> **Your goal**: Look through the lines below and extract any with the word "icon".

(Collection entries)

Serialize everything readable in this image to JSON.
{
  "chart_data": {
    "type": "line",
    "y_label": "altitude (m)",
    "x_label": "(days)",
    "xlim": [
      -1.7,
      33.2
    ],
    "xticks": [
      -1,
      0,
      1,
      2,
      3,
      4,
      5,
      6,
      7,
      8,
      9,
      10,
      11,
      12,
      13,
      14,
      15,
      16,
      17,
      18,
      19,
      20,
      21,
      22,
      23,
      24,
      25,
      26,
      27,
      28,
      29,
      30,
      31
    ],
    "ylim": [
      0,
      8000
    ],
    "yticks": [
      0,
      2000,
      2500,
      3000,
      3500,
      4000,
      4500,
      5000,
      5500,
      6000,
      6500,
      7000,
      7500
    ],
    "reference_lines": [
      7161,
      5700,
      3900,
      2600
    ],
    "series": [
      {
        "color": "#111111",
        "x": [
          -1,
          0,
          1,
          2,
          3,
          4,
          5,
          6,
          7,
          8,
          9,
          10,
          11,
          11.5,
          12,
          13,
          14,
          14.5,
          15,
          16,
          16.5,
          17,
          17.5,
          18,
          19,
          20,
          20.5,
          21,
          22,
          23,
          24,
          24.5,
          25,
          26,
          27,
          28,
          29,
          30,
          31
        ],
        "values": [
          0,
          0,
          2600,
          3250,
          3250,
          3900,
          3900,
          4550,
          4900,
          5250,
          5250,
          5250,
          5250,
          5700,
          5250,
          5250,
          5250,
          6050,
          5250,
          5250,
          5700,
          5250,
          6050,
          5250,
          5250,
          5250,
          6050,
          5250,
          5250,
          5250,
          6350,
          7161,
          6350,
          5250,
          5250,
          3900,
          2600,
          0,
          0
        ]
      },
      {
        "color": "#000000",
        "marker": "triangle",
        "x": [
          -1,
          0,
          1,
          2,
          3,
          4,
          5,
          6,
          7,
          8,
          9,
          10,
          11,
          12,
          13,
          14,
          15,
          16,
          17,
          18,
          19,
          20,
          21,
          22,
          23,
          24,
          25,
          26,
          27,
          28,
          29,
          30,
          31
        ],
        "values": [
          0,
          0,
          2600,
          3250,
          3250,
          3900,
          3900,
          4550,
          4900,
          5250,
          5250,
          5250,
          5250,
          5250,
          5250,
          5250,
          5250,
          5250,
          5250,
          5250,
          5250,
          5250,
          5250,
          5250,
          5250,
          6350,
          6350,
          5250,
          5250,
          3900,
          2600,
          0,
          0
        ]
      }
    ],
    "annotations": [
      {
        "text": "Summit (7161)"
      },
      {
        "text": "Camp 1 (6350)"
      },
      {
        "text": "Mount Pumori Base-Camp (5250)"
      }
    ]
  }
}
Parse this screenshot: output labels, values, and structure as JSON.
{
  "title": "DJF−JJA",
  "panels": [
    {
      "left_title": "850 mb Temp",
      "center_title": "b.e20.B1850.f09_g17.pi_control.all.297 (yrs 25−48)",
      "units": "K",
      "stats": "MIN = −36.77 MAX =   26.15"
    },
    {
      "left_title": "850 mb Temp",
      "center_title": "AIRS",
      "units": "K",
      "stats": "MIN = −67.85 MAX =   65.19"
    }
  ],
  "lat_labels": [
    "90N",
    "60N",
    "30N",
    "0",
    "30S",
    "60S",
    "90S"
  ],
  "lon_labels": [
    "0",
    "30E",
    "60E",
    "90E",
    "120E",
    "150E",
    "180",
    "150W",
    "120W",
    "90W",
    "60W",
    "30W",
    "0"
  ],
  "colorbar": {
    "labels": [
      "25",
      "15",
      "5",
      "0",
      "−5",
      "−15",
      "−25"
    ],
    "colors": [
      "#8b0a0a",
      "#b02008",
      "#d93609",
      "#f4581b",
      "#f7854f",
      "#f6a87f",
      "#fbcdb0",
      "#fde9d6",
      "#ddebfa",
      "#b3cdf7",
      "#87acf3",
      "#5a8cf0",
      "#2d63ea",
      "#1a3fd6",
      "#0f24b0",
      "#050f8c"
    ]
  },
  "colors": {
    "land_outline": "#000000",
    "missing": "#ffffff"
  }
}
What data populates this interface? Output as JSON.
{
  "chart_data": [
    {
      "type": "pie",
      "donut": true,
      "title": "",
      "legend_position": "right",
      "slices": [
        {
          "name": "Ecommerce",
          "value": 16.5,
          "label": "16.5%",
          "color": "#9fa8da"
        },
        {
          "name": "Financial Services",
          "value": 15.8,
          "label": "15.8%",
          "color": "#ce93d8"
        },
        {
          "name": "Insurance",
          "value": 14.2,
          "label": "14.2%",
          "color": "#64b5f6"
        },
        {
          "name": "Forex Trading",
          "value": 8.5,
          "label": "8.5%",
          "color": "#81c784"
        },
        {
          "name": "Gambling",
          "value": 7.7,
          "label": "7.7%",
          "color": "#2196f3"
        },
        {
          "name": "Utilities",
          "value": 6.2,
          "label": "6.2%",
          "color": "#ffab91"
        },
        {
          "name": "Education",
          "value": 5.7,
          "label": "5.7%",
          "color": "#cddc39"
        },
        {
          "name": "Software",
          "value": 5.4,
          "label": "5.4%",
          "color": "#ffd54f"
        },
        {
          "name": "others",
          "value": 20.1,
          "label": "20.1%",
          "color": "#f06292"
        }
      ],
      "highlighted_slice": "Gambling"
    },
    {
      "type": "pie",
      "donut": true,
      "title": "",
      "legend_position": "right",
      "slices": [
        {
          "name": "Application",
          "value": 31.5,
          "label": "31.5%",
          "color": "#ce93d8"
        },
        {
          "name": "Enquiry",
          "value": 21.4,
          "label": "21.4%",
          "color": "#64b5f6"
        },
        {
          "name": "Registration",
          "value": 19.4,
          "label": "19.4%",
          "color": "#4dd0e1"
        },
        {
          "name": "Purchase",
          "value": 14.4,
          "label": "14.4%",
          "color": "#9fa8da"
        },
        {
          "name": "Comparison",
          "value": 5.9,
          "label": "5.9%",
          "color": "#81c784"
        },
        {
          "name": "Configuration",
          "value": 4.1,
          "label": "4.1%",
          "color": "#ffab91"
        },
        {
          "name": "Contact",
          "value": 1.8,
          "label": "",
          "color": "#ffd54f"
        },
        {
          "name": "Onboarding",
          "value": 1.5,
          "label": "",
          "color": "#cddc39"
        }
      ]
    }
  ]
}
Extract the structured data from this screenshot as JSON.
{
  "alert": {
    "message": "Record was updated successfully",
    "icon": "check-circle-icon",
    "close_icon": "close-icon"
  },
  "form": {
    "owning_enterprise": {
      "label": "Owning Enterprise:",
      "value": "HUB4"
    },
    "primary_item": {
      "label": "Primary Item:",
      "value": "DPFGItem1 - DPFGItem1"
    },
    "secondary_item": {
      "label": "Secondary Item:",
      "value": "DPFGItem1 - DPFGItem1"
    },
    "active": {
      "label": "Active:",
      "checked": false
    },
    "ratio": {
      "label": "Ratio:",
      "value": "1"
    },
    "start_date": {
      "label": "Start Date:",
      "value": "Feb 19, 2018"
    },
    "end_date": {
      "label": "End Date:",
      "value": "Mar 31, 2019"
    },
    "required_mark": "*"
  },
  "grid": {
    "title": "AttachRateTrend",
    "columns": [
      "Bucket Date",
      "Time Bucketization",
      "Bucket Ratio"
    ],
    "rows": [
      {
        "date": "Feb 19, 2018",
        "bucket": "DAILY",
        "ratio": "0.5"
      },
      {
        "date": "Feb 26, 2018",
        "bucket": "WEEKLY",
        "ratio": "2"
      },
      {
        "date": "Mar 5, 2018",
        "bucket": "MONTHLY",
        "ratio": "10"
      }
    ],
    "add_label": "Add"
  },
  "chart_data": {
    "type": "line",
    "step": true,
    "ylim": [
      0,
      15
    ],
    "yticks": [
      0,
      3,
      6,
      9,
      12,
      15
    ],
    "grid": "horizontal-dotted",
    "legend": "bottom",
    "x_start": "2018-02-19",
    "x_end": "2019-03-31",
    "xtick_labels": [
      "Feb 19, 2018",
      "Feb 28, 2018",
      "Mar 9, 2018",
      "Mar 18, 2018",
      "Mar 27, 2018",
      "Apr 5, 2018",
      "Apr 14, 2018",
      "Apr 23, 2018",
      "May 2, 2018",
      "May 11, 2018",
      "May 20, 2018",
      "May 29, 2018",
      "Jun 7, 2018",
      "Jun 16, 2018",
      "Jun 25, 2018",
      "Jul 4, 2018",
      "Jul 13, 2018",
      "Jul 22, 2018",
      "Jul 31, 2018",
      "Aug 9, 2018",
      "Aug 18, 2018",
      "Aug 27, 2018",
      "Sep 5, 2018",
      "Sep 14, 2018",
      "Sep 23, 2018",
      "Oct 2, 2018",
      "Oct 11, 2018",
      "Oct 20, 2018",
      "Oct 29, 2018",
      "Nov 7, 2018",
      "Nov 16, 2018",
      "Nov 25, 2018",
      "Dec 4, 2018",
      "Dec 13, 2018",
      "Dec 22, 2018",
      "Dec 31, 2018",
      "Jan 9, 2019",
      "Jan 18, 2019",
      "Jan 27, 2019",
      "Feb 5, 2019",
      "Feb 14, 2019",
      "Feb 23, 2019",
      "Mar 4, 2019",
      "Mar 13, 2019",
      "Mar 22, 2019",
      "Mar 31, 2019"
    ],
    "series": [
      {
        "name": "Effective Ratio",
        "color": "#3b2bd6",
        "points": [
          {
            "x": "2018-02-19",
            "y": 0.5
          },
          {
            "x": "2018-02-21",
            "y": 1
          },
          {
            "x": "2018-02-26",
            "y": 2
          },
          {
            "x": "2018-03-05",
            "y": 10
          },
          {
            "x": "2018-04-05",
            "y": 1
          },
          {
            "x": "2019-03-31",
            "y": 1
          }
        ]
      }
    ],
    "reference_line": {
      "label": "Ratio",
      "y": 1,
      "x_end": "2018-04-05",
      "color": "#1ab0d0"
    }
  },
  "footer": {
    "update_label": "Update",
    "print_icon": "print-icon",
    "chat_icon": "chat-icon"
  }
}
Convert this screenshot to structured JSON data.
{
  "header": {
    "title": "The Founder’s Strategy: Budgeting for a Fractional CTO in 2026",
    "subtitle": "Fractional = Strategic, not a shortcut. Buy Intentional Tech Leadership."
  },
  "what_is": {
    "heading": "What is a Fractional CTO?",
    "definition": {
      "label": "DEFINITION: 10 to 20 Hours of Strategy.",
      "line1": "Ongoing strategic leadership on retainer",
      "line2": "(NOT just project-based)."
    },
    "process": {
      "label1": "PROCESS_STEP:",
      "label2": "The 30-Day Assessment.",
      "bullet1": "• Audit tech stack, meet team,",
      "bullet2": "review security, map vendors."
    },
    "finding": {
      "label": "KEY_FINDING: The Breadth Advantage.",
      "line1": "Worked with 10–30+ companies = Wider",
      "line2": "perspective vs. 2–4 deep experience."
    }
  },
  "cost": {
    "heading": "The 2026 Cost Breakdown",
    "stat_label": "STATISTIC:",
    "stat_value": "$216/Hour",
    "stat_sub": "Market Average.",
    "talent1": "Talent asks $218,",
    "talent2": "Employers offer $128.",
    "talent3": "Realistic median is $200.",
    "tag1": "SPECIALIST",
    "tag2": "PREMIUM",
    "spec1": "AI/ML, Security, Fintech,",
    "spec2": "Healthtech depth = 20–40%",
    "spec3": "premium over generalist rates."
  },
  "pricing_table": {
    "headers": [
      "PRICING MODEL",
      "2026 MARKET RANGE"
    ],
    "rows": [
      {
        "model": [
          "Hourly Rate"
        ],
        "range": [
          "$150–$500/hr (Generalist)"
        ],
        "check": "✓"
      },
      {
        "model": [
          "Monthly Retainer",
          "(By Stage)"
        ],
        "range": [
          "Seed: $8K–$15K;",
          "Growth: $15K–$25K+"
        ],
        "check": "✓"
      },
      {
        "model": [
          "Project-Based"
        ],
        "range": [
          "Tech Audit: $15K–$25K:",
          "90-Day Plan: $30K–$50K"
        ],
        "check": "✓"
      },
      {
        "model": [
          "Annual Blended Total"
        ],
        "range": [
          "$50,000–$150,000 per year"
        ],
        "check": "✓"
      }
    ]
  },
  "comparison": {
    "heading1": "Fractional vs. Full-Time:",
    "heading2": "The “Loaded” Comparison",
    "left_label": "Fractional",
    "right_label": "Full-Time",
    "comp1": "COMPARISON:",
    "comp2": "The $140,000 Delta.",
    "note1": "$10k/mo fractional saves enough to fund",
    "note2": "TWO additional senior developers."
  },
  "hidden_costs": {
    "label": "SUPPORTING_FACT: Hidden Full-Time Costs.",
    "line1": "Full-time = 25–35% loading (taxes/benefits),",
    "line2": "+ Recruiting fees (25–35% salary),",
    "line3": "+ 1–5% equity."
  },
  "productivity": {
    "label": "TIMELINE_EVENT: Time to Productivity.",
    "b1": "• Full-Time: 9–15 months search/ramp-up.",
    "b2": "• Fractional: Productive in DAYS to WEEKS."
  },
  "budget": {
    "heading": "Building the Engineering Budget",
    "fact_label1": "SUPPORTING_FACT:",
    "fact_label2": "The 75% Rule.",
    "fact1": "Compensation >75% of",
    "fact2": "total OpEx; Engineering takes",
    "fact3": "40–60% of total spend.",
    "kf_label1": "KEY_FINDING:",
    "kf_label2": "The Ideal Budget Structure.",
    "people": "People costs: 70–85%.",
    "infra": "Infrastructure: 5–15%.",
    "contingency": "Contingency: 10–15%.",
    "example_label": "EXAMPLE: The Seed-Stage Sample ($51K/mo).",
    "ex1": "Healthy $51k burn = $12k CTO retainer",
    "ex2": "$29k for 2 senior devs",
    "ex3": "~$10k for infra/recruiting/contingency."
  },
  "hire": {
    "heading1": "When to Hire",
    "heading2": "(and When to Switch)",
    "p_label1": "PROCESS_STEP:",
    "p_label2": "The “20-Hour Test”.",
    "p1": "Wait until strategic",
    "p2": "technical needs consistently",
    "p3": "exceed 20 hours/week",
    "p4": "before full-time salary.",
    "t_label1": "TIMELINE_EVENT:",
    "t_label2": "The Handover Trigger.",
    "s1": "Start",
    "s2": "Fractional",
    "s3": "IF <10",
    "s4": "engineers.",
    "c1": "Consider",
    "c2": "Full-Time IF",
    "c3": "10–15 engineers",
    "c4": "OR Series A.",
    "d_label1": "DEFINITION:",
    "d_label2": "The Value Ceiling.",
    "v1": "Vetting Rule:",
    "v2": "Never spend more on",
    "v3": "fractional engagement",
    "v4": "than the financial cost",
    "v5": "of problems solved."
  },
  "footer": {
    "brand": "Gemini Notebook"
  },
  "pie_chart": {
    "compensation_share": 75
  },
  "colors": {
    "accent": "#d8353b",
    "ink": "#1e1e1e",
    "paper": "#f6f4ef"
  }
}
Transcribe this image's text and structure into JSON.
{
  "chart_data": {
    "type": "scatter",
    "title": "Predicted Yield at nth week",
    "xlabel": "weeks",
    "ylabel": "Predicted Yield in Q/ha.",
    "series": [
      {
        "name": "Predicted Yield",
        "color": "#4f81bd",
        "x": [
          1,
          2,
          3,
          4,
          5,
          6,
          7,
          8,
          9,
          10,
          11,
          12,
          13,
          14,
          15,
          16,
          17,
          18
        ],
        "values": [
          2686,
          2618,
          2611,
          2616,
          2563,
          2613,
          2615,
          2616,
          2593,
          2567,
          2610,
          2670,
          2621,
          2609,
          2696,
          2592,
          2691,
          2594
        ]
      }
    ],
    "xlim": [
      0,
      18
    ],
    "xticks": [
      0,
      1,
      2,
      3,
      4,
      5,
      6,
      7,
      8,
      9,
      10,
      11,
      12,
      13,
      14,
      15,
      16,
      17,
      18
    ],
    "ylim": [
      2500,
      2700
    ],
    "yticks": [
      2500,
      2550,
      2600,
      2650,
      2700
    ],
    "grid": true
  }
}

> **The reply**:
    "icon": "check-circle-icon",
    "close_icon": "close-icon"
    "print_icon": "print-icon",
    "chat_icon": "chat-icon"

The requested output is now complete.